— Request —
Restate the listing that follows word for word, without its pictures.

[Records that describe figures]
:::::

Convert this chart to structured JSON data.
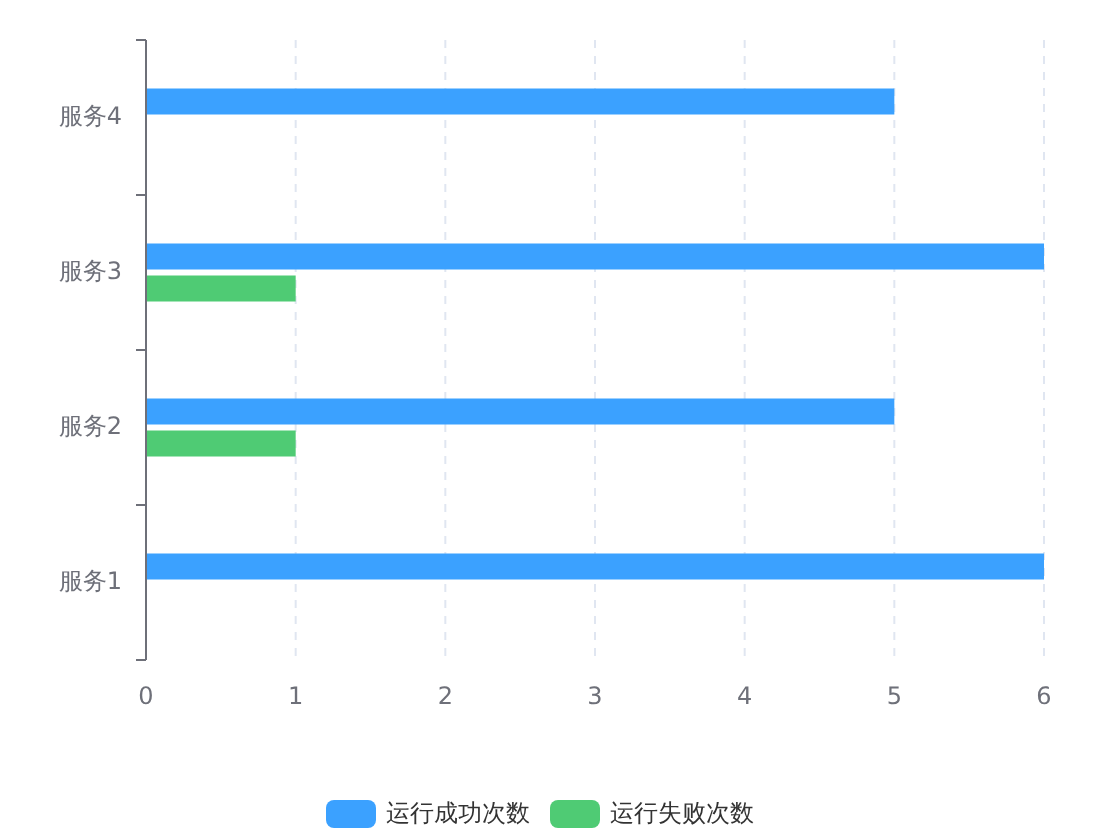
{
  "chart_data": {
    "type": "bar",
    "orientation": "horizontal",
    "categories": [
      "服务4",
      "服务3",
      "服务2",
      "服务1"
    ],
    "series": [
      {
        "name": "运行成功次数",
        "color": "#3ba1ff",
        "values": [
          5,
          6,
          5,
          6
        ]
      },
      {
        "name": "运行失败次数",
        "color": "#4fcb74",
        "values": [
          0,
          1,
          1,
          0
        ]
      }
    ],
    "xlim": [
      0,
      6
    ],
    "xticks": [
      0,
      1,
      2,
      3,
      4,
      5,
      6
    ],
    "grid": "x",
    "legend": "bottom"
  }
}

:::::

— Task response —
Convert this chart to structured JSON data.
{
  "chart_data": {
    "type": "bar",
    "orientation": "horizontal",
    "categories": [
      "服务4",
      "服务3",
      "服务2",
      "服务1"
    ],
    "series": [
      {
        "name": "运行成功次数",
        "color": "#3ba1ff",
        "values": [
          5,
          6,
          5,
          6
        ]
      },
      {
        "name": "运行失败次数",
        "color": "#4fcb74",
        "values": [
          0,
          1,
          1,
          0
        ]
      }
    ],
    "xlim": [
      0,
      6
    ],
    "xticks": [
      0,
      1,
      2,
      3,
      4,
      5,
      6
    ],
    "grid": "x",
    "legend": "bottom"
  }
}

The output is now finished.